MATERIAL PROVIDED>
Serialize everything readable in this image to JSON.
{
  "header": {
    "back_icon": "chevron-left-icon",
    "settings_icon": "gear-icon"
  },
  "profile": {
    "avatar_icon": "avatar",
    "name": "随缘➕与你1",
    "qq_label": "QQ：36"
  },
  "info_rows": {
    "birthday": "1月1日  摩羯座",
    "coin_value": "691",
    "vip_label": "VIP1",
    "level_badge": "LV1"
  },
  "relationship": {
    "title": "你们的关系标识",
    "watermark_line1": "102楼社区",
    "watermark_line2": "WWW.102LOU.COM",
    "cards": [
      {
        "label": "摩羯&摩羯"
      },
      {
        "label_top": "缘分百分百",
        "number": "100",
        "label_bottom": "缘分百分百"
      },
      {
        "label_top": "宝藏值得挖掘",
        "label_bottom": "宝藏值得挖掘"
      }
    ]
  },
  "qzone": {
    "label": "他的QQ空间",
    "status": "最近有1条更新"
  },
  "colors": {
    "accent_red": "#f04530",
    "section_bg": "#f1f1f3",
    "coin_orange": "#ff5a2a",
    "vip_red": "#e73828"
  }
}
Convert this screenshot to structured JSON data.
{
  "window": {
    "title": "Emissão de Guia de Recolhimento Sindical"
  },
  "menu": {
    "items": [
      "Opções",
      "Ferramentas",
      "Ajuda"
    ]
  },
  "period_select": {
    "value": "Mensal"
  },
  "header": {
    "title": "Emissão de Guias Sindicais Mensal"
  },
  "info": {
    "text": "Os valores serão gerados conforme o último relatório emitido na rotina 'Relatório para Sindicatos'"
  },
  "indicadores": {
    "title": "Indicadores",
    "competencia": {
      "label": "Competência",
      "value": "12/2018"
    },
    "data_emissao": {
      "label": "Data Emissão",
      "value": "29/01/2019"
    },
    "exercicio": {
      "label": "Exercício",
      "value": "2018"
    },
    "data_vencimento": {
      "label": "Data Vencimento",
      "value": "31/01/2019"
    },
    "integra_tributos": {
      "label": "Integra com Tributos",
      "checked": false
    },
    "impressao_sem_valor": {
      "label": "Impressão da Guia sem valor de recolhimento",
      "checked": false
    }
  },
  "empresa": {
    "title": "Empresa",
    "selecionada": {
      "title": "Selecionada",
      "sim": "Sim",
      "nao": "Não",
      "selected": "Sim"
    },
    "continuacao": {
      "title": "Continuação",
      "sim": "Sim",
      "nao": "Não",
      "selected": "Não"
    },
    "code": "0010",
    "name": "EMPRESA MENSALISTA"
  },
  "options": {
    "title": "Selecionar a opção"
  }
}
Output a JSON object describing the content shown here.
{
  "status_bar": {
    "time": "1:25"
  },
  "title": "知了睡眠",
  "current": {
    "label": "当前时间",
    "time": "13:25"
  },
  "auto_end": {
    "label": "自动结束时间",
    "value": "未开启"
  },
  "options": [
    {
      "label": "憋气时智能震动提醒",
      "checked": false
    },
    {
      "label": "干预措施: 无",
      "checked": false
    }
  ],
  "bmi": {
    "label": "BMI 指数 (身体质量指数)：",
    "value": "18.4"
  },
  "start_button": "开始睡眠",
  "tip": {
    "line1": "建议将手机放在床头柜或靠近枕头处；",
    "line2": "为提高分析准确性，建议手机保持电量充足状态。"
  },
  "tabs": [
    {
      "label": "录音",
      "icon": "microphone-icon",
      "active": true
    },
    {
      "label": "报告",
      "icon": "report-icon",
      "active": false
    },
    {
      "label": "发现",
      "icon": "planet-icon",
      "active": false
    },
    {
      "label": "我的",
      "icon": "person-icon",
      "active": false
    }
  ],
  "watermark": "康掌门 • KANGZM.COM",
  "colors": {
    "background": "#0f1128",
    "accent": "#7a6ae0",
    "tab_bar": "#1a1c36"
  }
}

WRITTEN TASK> Extract the full listing above without altering anything.

WRITTEN RESPONSE>
Serialize everything readable in this image to JSON.
{
  "header": {
    "back_icon": "chevron-left-icon",
    "settings_icon": "gear-icon"
  },
  "profile": {
    "avatar_icon": "avatar",
    "name": "随缘➕与你1",
    "qq_label": "QQ：36"
  },
  "info_rows": {
    "birthday": "1月1日  摩羯座",
    "coin_value": "691",
    "vip_label": "VIP1",
    "level_badge": "LV1"
  },
  "relationship": {
    "title": "你们的关系标识",
    "watermark_line1": "102楼社区",
    "watermark_line2": "WWW.102LOU.COM",
    "cards": [
      {
        "label": "摩羯&摩羯"
      },
      {
        "label_top": "缘分百分百",
        "number": "100",
        "label_bottom": "缘分百分百"
      },
      {
        "label_top": "宝藏值得挖掘",
        "label_bottom": "宝藏值得挖掘"
      }
    ]
  },
  "qzone": {
    "label": "他的QQ空间",
    "status": "最近有1条更新"
  },
  "colors": {
    "accent_red": "#f04530",
    "section_bg": "#f1f1f3",
    "coin_orange": "#ff5a2a",
    "vip_red": "#e73828"
  }
}
Convert this screenshot to structured JSON data.
{
  "window": {
    "title": "Emissão de Guia de Recolhimento Sindical"
  },
  "menu": {
    "items": [
      "Opções",
      "Ferramentas",
      "Ajuda"
    ]
  },
  "period_select": {
    "value": "Mensal"
  },
  "header": {
    "title": "Emissão de Guias Sindicais Mensal"
  },
  "info": {
    "text": "Os valores serão gerados conforme o último relatório emitido na rotina 'Relatório para Sindicatos'"
  },
  "indicadores": {
    "title": "Indicadores",
    "competencia": {
      "label": "Competência",
      "value": "12/2018"
    },
    "data_emissao": {
      "label": "Data Emissão",
      "value": "29/01/2019"
    },
    "exercicio": {
      "label": "Exercício",
      "value": "2018"
    },
    "data_vencimento": {
      "label": "Data Vencimento",
      "value": "31/01/2019"
    },
    "integra_tributos": {
      "label": "Integra com Tributos",
      "checked": false
    },
    "impressao_sem_valor": {
      "label": "Impressão da Guia sem valor de recolhimento",
      "checked": false
    }
  },
  "empresa": {
    "title": "Empresa",
    "selecionada": {
      "title": "Selecionada",
      "sim": "Sim",
      "nao": "Não",
      "selected": "Sim"
    },
    "continuacao": {
      "title": "Continuação",
      "sim": "Sim",
      "nao": "Não",
      "selected": "Não"
    },
    "code": "0010",
    "name": "EMPRESA MENSALISTA"
  },
  "options": {
    "title": "Selecionar a opção"
  }
}
Output a JSON object describing the content shown here.
{
  "status_bar": {
    "time": "1:25"
  },
  "title": "知了睡眠",
  "current": {
    "label": "当前时间",
    "time": "13:25"
  },
  "auto_end": {
    "label": "自动结束时间",
    "value": "未开启"
  },
  "options": [
    {
      "label": "憋气时智能震动提醒",
      "checked": false
    },
    {
      "label": "干预措施: 无",
      "checked": false
    }
  ],
  "bmi": {
    "label": "BMI 指数 (身体质量指数)：",
    "value": "18.4"
  },
  "start_button": "开始睡眠",
  "tip": {
    "line1": "建议将手机放在床头柜或靠近枕头处；",
    "line2": "为提高分析准确性，建议手机保持电量充足状态。"
  },
  "tabs": [
    {
      "label": "录音",
      "icon": "microphone-icon",
      "active": true
    },
    {
      "label": "报告",
      "icon": "report-icon",
      "active": false
    },
    {
      "label": "发现",
      "icon": "planet-icon",
      "active": false
    },
    {
      "label": "我的",
      "icon": "person-icon",
      "active": false
    }
  ],
  "watermark": "康掌门 • KANGZM.COM",
  "colors": {
    "background": "#0f1128",
    "accent": "#7a6ae0",
    "tab_bar": "#1a1c36"
  }
}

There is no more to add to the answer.